- CHALLENGE -
Show every line below where "Meer" can be found.
::::
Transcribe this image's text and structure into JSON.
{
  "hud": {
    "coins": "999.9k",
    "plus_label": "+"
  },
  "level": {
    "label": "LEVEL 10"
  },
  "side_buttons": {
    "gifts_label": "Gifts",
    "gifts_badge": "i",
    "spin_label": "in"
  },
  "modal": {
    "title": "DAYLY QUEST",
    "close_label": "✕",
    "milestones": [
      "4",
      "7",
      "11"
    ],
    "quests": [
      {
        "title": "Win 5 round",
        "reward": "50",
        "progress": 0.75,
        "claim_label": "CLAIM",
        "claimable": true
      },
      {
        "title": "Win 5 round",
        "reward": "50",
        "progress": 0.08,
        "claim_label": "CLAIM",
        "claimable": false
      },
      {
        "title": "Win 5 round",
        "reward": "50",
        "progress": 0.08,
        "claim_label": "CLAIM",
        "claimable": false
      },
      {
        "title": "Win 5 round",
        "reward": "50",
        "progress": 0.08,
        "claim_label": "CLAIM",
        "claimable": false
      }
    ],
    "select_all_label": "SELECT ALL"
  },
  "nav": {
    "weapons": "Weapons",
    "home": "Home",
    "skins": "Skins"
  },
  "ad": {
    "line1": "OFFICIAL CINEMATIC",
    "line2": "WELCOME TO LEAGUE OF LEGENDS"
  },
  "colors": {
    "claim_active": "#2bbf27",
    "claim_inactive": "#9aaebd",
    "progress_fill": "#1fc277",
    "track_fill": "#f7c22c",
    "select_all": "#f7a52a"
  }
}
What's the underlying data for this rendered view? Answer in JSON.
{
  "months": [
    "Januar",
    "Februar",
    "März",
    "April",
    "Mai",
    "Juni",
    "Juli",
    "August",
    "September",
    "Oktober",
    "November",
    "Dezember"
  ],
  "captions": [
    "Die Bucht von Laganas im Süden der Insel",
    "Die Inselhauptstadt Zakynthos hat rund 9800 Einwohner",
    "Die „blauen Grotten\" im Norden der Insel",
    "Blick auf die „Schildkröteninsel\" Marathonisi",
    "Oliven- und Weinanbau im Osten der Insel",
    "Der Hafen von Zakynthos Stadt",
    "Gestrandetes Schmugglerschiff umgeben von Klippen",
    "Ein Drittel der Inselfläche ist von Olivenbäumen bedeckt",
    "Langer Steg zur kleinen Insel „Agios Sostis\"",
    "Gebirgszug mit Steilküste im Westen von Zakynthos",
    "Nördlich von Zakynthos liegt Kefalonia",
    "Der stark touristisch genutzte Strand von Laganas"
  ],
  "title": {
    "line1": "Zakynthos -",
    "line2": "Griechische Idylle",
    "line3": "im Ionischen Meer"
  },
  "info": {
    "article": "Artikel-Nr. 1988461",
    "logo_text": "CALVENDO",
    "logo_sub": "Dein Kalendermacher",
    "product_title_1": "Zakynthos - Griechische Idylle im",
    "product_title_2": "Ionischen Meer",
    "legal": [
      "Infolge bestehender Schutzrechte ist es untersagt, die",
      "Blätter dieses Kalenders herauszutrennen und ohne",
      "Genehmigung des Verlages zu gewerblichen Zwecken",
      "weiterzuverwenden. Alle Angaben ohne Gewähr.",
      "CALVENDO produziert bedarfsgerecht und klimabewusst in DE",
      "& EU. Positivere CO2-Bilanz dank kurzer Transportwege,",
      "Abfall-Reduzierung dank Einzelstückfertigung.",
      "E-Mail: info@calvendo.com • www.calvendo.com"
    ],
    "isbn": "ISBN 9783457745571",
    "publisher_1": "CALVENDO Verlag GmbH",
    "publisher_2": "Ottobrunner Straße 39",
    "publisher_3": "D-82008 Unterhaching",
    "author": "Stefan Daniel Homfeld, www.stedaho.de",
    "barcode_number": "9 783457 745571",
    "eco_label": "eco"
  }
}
::::
- FULL OUTPUT -
    "line3": "im Ionischen Meer"
    "product_title_2": "Ionischen Meer",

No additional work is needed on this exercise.